**Task details**: The records that follow are to be given again exactly.
###
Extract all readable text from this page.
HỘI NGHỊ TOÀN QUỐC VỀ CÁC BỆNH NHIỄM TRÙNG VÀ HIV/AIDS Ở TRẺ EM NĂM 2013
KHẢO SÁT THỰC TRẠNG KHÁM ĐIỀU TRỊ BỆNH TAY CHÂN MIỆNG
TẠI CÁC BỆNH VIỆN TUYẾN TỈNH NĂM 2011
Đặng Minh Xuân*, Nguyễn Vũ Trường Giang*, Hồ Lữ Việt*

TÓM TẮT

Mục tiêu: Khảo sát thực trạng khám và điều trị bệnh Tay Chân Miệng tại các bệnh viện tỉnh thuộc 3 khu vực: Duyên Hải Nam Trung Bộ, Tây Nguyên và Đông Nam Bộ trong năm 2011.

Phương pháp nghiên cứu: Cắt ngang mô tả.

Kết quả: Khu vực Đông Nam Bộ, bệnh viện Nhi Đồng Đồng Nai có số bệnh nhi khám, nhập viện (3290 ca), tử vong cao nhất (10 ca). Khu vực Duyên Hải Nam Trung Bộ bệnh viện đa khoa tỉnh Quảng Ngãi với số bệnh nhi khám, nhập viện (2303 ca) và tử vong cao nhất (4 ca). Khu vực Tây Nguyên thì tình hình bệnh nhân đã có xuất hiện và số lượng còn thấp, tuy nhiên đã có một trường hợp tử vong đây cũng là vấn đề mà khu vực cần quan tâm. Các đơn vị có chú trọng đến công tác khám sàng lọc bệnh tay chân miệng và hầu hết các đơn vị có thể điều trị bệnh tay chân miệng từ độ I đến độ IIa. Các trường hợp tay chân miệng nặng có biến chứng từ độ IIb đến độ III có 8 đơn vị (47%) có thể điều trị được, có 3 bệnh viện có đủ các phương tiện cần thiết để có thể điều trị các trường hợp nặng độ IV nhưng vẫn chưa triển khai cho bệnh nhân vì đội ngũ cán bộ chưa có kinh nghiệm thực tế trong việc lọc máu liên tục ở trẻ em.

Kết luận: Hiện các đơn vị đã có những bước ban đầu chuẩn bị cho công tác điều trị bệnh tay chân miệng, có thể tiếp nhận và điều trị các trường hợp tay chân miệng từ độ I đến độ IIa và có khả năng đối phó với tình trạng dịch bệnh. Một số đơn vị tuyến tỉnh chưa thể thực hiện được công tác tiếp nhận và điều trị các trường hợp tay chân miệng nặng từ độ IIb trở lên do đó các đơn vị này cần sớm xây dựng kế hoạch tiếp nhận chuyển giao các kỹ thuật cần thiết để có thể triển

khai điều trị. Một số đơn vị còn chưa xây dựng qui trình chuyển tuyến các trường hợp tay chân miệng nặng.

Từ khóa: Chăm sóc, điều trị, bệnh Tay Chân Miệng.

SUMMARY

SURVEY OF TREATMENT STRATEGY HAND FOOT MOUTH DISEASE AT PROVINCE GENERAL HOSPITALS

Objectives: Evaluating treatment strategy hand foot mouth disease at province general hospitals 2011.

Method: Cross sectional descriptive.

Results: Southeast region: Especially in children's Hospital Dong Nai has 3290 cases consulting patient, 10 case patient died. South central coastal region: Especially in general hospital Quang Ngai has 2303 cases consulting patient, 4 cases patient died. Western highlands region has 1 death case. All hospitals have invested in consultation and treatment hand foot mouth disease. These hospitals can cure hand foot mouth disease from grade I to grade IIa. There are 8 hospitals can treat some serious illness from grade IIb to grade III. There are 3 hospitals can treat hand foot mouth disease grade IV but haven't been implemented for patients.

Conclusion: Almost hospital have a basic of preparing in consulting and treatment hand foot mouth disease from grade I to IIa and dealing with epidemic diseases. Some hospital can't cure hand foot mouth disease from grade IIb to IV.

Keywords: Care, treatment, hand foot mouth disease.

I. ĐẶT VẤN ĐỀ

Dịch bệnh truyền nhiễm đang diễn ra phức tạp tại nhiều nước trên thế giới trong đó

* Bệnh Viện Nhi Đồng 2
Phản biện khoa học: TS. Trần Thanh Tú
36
###
**Answer to the exercise**:
Extract all readable text from this page.
HỘI NGHỊ TOÀN QUỐC VỀ CÁC BỆNH NHIỄM TRÙNG VÀ HIV/AIDS Ở TRẺ EM NĂM 2013
KHẢO SÁT THỰC TRẠNG KHÁM ĐIỀU TRỊ BỆNH TAY CHÂN MIỆNG
TẠI CÁC BỆNH VIỆN TUYẾN TỈNH NĂM 2011
Đặng Minh Xuân*, Nguyễn Vũ Trường Giang*, Hồ Lữ Việt*

TÓM TẮT

Mục tiêu: Khảo sát thực trạng khám và điều trị bệnh Tay Chân Miệng tại các bệnh viện tỉnh thuộc 3 khu vực: Duyên Hải Nam Trung Bộ, Tây Nguyên và Đông Nam Bộ trong năm 2011.

Phương pháp nghiên cứu: Cắt ngang mô tả.

Kết quả: Khu vực Đông Nam Bộ, bệnh viện Nhi Đồng Đồng Nai có số bệnh nhi khám, nhập viện (3290 ca), tử vong cao nhất (10 ca). Khu vực Duyên Hải Nam Trung Bộ bệnh viện đa khoa tỉnh Quảng Ngãi với số bệnh nhi khám, nhập viện (2303 ca) và tử vong cao nhất (4 ca). Khu vực Tây Nguyên thì tình hình bệnh nhân đã có xuất hiện và số lượng còn thấp, tuy nhiên đã có một trường hợp tử vong đây cũng là vấn đề mà khu vực cần quan tâm. Các đơn vị có chú trọng đến công tác khám sàng lọc bệnh tay chân miệng và hầu hết các đơn vị có thể điều trị bệnh tay chân miệng từ độ I đến độ IIa. Các trường hợp tay chân miệng nặng có biến chứng từ độ IIb đến độ III có 8 đơn vị (47%) có thể điều trị được, có 3 bệnh viện có đủ các phương tiện cần thiết để có thể điều trị các trường hợp nặng độ IV nhưng vẫn chưa triển khai cho bệnh nhân vì đội ngũ cán bộ chưa có kinh nghiệm thực tế trong việc lọc máu liên tục ở trẻ em.

Kết luận: Hiện các đơn vị đã có những bước ban đầu chuẩn bị cho công tác điều trị bệnh tay chân miệng, có thể tiếp nhận và điều trị các trường hợp tay chân miệng từ độ I đến độ IIa và có khả năng đối phó với tình trạng dịch bệnh. Một số đơn vị tuyến tỉnh chưa thể thực hiện được công tác tiếp nhận và điều trị các trường hợp tay chân miệng nặng từ độ IIb trở lên do đó các đơn vị này cần sớm xây dựng kế hoạch tiếp nhận chuyển giao các kỹ thuật cần thiết để có thể triển

khai điều trị. Một số đơn vị còn chưa xây dựng qui trình chuyển tuyến các trường hợp tay chân miệng nặng.

Từ khóa: Chăm sóc, điều trị, bệnh Tay Chân Miệng.

SUMMARY

SURVEY OF TREATMENT STRATEGY HAND FOOT MOUTH DISEASE AT PROVINCE GENERAL HOSPITALS

Objectives: Evaluating treatment strategy hand foot mouth disease at province general hospitals 2011.

Method: Cross sectional descriptive.

Results: Southeast region: Especially in children's Hospital Dong Nai has 3290 cases consulting patient, 10 case patient died. South central coastal region: Especially in general hospital Quang Ngai has 2303 cases consulting patient, 4 cases patient died. Western highlands region has 1 death case. All hospitals have invested in consultation and treatment hand foot mouth disease. These hospitals can cure hand foot mouth disease from grade I to grade IIa. There are 8 hospitals can treat some serious illness from grade IIb to grade III. There are 3 hospitals can treat hand foot mouth disease grade IV but haven't been implemented for patients.

Conclusion: Almost hospital have a basic of preparing in consulting and treatment hand foot mouth disease from grade I to IIa and dealing with epidemic diseases. Some hospital can't cure hand foot mouth disease from grade IIb to IV.

Keywords: Care, treatment, hand foot mouth disease.

I. ĐẶT VẤN ĐỀ

Dịch bệnh truyền nhiễm đang diễn ra phức tạp tại nhiều nước trên thế giới trong đó

* Bệnh Viện Nhi Đồng 2
Phản biện khoa học: TS. Trần Thanh Tú
36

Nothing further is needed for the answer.